WRITTEN INSTRUCTION: Transcribe the material exactly. Images do not belong in the copy.

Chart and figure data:
****************
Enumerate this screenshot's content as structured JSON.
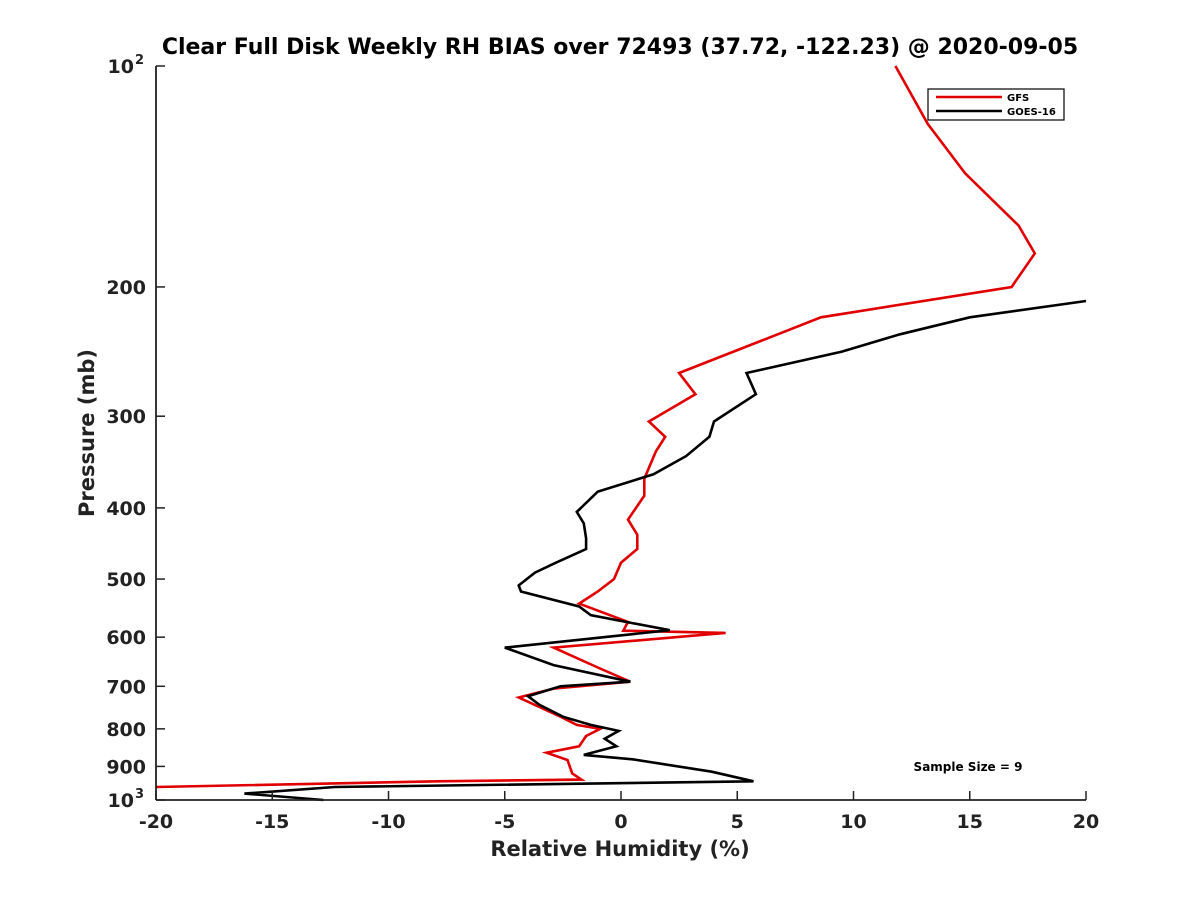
{
  "chart_data": {
    "type": "line",
    "title": "Clear Full Disk Weekly RH BIAS over 72493 (37.72, -122.23) @ 2020-09-05",
    "xlabel": "Relative Humidity (%)",
    "ylabel": "Pressure (mb)",
    "xlim": [
      -20,
      20
    ],
    "ylim": [
      100,
      1000
    ],
    "y_scale": "log",
    "y_reversed": true,
    "x_ticks": [
      -20,
      -15,
      -10,
      -5,
      0,
      5,
      10,
      15,
      20
    ],
    "x_tick_labels": [
      "-20",
      "-15",
      "-10",
      "-5",
      "0",
      "5",
      "10",
      "15",
      "20"
    ],
    "y_ticks": [
      200,
      300,
      400,
      500,
      600,
      700,
      800,
      900
    ],
    "y_tick_labels": [
      "200",
      "300",
      "400",
      "500",
      "600",
      "700",
      "800",
      "900"
    ],
    "y_end_labels": {
      "top_base": "10",
      "top_exp": "2",
      "bottom_base": "10",
      "bottom_exp": "3"
    },
    "grid": false,
    "legend_position": "top-right",
    "annotation": "Sample Size = 9",
    "series": [
      {
        "name": "GFS",
        "color": "#e00000",
        "points": [
          [
            11.8,
            100
          ],
          [
            13.2,
            120
          ],
          [
            14.8,
            140
          ],
          [
            17.1,
            165
          ],
          [
            17.8,
            180
          ],
          [
            16.8,
            200
          ],
          [
            8.6,
            220
          ],
          [
            2.5,
            262
          ],
          [
            3.2,
            280
          ],
          [
            1.2,
            305
          ],
          [
            1.9,
            320
          ],
          [
            1.5,
            335
          ],
          [
            1.0,
            365
          ],
          [
            1.0,
            385
          ],
          [
            0.3,
            415
          ],
          [
            0.7,
            435
          ],
          [
            0.7,
            455
          ],
          [
            0.0,
            475
          ],
          [
            -0.3,
            500
          ],
          [
            -1.0,
            520
          ],
          [
            -1.8,
            540
          ],
          [
            0.3,
            572
          ],
          [
            0.1,
            588
          ],
          [
            4.5,
            592
          ],
          [
            -2.9,
            620
          ],
          [
            -1.0,
            660
          ],
          [
            0.4,
            690
          ],
          [
            -2.9,
            705
          ],
          [
            -4.4,
            725
          ],
          [
            -3.7,
            742
          ],
          [
            -2.6,
            770
          ],
          [
            -1.9,
            790
          ],
          [
            -0.9,
            800
          ],
          [
            -1.5,
            818
          ],
          [
            -1.8,
            845
          ],
          [
            -3.2,
            862
          ],
          [
            -2.3,
            882
          ],
          [
            -2.1,
            920
          ],
          [
            -1.7,
            938
          ],
          [
            -7.9,
            943
          ],
          [
            -20.0,
            960
          ]
        ]
      },
      {
        "name": "GOES-16",
        "color": "#000000",
        "points": [
          [
            20.0,
            209
          ],
          [
            15.0,
            220
          ],
          [
            12.0,
            232
          ],
          [
            9.5,
            245
          ],
          [
            5.4,
            262
          ],
          [
            5.8,
            280
          ],
          [
            4.0,
            305
          ],
          [
            3.8,
            320
          ],
          [
            2.8,
            340
          ],
          [
            1.4,
            360
          ],
          [
            -1.0,
            380
          ],
          [
            -1.9,
            405
          ],
          [
            -1.6,
            420
          ],
          [
            -1.5,
            440
          ],
          [
            -1.5,
            455
          ],
          [
            -2.8,
            475
          ],
          [
            -3.7,
            490
          ],
          [
            -4.4,
            510
          ],
          [
            -4.3,
            520
          ],
          [
            -1.8,
            545
          ],
          [
            -1.3,
            560
          ],
          [
            2.1,
            587
          ],
          [
            -5.0,
            620
          ],
          [
            -2.9,
            655
          ],
          [
            0.4,
            690
          ],
          [
            -2.6,
            700
          ],
          [
            -4.0,
            722
          ],
          [
            -3.5,
            742
          ],
          [
            -2.5,
            770
          ],
          [
            -1.3,
            790
          ],
          [
            -0.1,
            805
          ],
          [
            -0.7,
            825
          ],
          [
            -0.2,
            845
          ],
          [
            -1.6,
            868
          ],
          [
            0.5,
            880
          ],
          [
            3.9,
            915
          ],
          [
            5.7,
            943
          ],
          [
            -12.3,
            960
          ],
          [
            -16.2,
            980
          ],
          [
            -12.8,
            1000
          ]
        ]
      }
    ]
  }
}
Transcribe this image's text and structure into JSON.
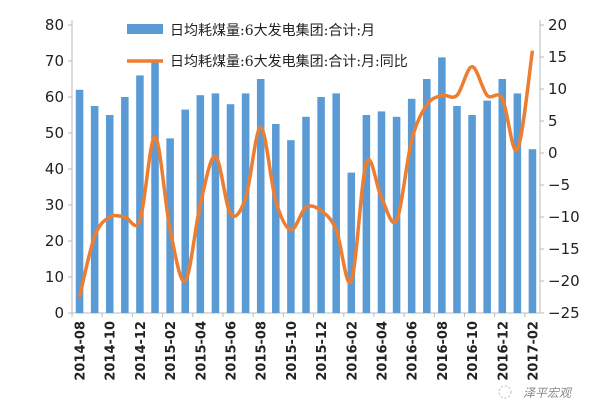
****************
RESULT OF THIS TASK:
Enumerate this screenshot's content as structured JSON.
{
  "chart_data": {
    "type": "line",
    "title": "Clear Full Disk Weekly RH BIAS over 72493 (37.72, -122.23) @ 2020-09-05",
    "xlabel": "Relative Humidity (%)",
    "ylabel": "Pressure (mb)",
    "xlim": [
      -20,
      20
    ],
    "ylim": [
      100,
      1000
    ],
    "y_scale": "log",
    "y_reversed": true,
    "x_ticks": [
      -20,
      -15,
      -10,
      -5,
      0,
      5,
      10,
      15,
      20
    ],
    "x_tick_labels": [
      "-20",
      "-15",
      "-10",
      "-5",
      "0",
      "5",
      "10",
      "15",
      "20"
    ],
    "y_ticks": [
      200,
      300,
      400,
      500,
      600,
      700,
      800,
      900
    ],
    "y_tick_labels": [
      "200",
      "300",
      "400",
      "500",
      "600",
      "700",
      "800",
      "900"
    ],
    "y_end_labels": {
      "top_base": "10",
      "top_exp": "2",
      "bottom_base": "10",
      "bottom_exp": "3"
    },
    "grid": false,
    "legend_position": "top-right",
    "annotation": "Sample Size = 9",
    "series": [
      {
        "name": "GFS",
        "color": "#e00000",
        "points": [
          [
            11.8,
            100
          ],
          [
            13.2,
            120
          ],
          [
            14.8,
            140
          ],
          [
            17.1,
            165
          ],
          [
            17.8,
            180
          ],
          [
            16.8,
            200
          ],
          [
            8.6,
            220
          ],
          [
            2.5,
            262
          ],
          [
            3.2,
            280
          ],
          [
            1.2,
            305
          ],
          [
            1.9,
            320
          ],
          [
            1.5,
            335
          ],
          [
            1.0,
            365
          ],
          [
            1.0,
            385
          ],
          [
            0.3,
            415
          ],
          [
            0.7,
            435
          ],
          [
            0.7,
            455
          ],
          [
            0.0,
            475
          ],
          [
            -0.3,
            500
          ],
          [
            -1.0,
            520
          ],
          [
            -1.8,
            540
          ],
          [
            0.3,
            572
          ],
          [
            0.1,
            588
          ],
          [
            4.5,
            592
          ],
          [
            -2.9,
            620
          ],
          [
            -1.0,
            660
          ],
          [
            0.4,
            690
          ],
          [
            -2.9,
            705
          ],
          [
            -4.4,
            725
          ],
          [
            -3.7,
            742
          ],
          [
            -2.6,
            770
          ],
          [
            -1.9,
            790
          ],
          [
            -0.9,
            800
          ],
          [
            -1.5,
            818
          ],
          [
            -1.8,
            845
          ],
          [
            -3.2,
            862
          ],
          [
            -2.3,
            882
          ],
          [
            -2.1,
            920
          ],
          [
            -1.7,
            938
          ],
          [
            -7.9,
            943
          ],
          [
            -20.0,
            960
          ]
        ]
      },
      {
        "name": "GOES-16",
        "color": "#000000",
        "points": [
          [
            20.0,
            209
          ],
          [
            15.0,
            220
          ],
          [
            12.0,
            232
          ],
          [
            9.5,
            245
          ],
          [
            5.4,
            262
          ],
          [
            5.8,
            280
          ],
          [
            4.0,
            305
          ],
          [
            3.8,
            320
          ],
          [
            2.8,
            340
          ],
          [
            1.4,
            360
          ],
          [
            -1.0,
            380
          ],
          [
            -1.9,
            405
          ],
          [
            -1.6,
            420
          ],
          [
            -1.5,
            440
          ],
          [
            -1.5,
            455
          ],
          [
            -2.8,
            475
          ],
          [
            -3.7,
            490
          ],
          [
            -4.4,
            510
          ],
          [
            -4.3,
            520
          ],
          [
            -1.8,
            545
          ],
          [
            -1.3,
            560
          ],
          [
            2.1,
            587
          ],
          [
            -5.0,
            620
          ],
          [
            -2.9,
            655
          ],
          [
            0.4,
            690
          ],
          [
            -2.6,
            700
          ],
          [
            -4.0,
            722
          ],
          [
            -3.5,
            742
          ],
          [
            -2.5,
            770
          ],
          [
            -1.3,
            790
          ],
          [
            -0.1,
            805
          ],
          [
            -0.7,
            825
          ],
          [
            -0.2,
            845
          ],
          [
            -1.6,
            868
          ],
          [
            0.5,
            880
          ],
          [
            3.9,
            915
          ],
          [
            5.7,
            943
          ],
          [
            -12.3,
            960
          ],
          [
            -16.2,
            980
          ],
          [
            -12.8,
            1000
          ]
        ]
      }
    ]
  }
}
Transcribe this image's text and structure into JSON.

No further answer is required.